* [Stated goal]:
In the entries below, find every line holding the string "السكنية" and collect it.

* begin Stored rows *

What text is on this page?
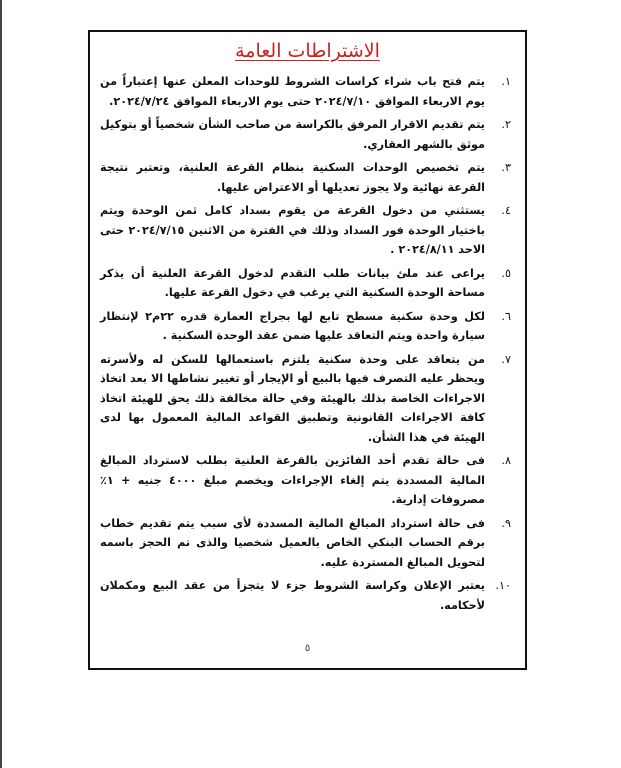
الاشتراطات العامة
١.
يتم فتح باب شراء كراسات الشروط للوحدات المعلن عنها إعتباراً من يوم الاربعاء الموافق ٢٠٢٤/٧/١٠ حتى يوم الاربعاء الموافق ٢٠٢٤/٧/٢٤.
٢.
يتم تقديم الاقرار المرفق بالكراسة من صاحب الشأن شخصياً أو بتوكيل موثق بالشهر العقاري.
٣.
يتم تخصيص الوحدات السكنية بنظام القرعة العلنية، وتعتبر نتيجة القرعة نهائية ولا يجوز تعديلها أو الاعتراض عليها.
٤.
يستثني من دخول القرعة من يقوم بسداد كامل ثمن الوحدة ويتم باختيار الوحدة فور السداد وذلك في الفترة من الاثنين ٢٠٢٤/٧/١٥ حتى الاحد ٢٠٢٤/٨/١١ .
٥.
يراعى عند ملئ بيانات طلب التقدم لدخول القرعة العلنية أن يذكر مساحة الوحدة السكنية التي يرغب في دخول القرعة عليها.
٦.
لكل وحدة سكنية مسطح تابع لها بجراج العمارة قدره ٢٢م٢ لإنتظار سيارة واحدة ويتم التعاقد عليها ضمن عقد الوحدة السكنية .
٧.
من يتعاقد على وحدة سكنية يلتزم باستعمالها للسكن له ولأسرته ويحظر عليه التصرف فيها بالبيع أو الإيجار أو تغيير نشاطها الا بعد اتخاذ الاجراءات الخاصة بذلك بالهيئة وفي حالة مخالفة ذلك يحق للهيئة اتخاذ كافة الاجراءات القانونية وتطبيق القواعد المالية المعمول بها لدى الهيئة في هذا الشأن.
٨.
فى حالة تقدم أحد الفائزين بالقرعة العلنية بطلب لاسترداد المبالغ المالية المسددة يتم إلغاء الإجراءات ويخصم مبلغ ٤٠٠٠ جنيه + ١٪ مصروفات إدارية.
٩.
فى حالة استرداد المبالغ المالية المسددة لأى سبب يتم تقديم خطاب برقم الحساب البنكي الخاص بالعميل شخصيا والذى تم الحجز باسمه لتحويل المبالغ المستردة عليه.
١٠.
يعتبر الإعلان وكراسة الشروط جزء لا يتجزأ من عقد البيع ومكملان لأحكامه.
٥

* end Stored rows *

* [Written solution]:
يتم تخصيص الوحدات السكنية بنظام القرعة العلنية، وتعتبر نتيجة القرعة نهائية ولا يجوز تعديلها أو الاعتراض عليها.
يراعى عند ملئ بيانات طلب التقدم لدخول القرعة العلنية أن يذكر مساحة الوحدة السكنية التي يرغب في دخول القرعة عليها.
لكل وحدة سكنية مسطح تابع لها بجراج العمارة قدره ٢٢م٢ لإنتظار سيارة واحدة ويتم التعاقد عليها ضمن عقد الوحدة السكنية .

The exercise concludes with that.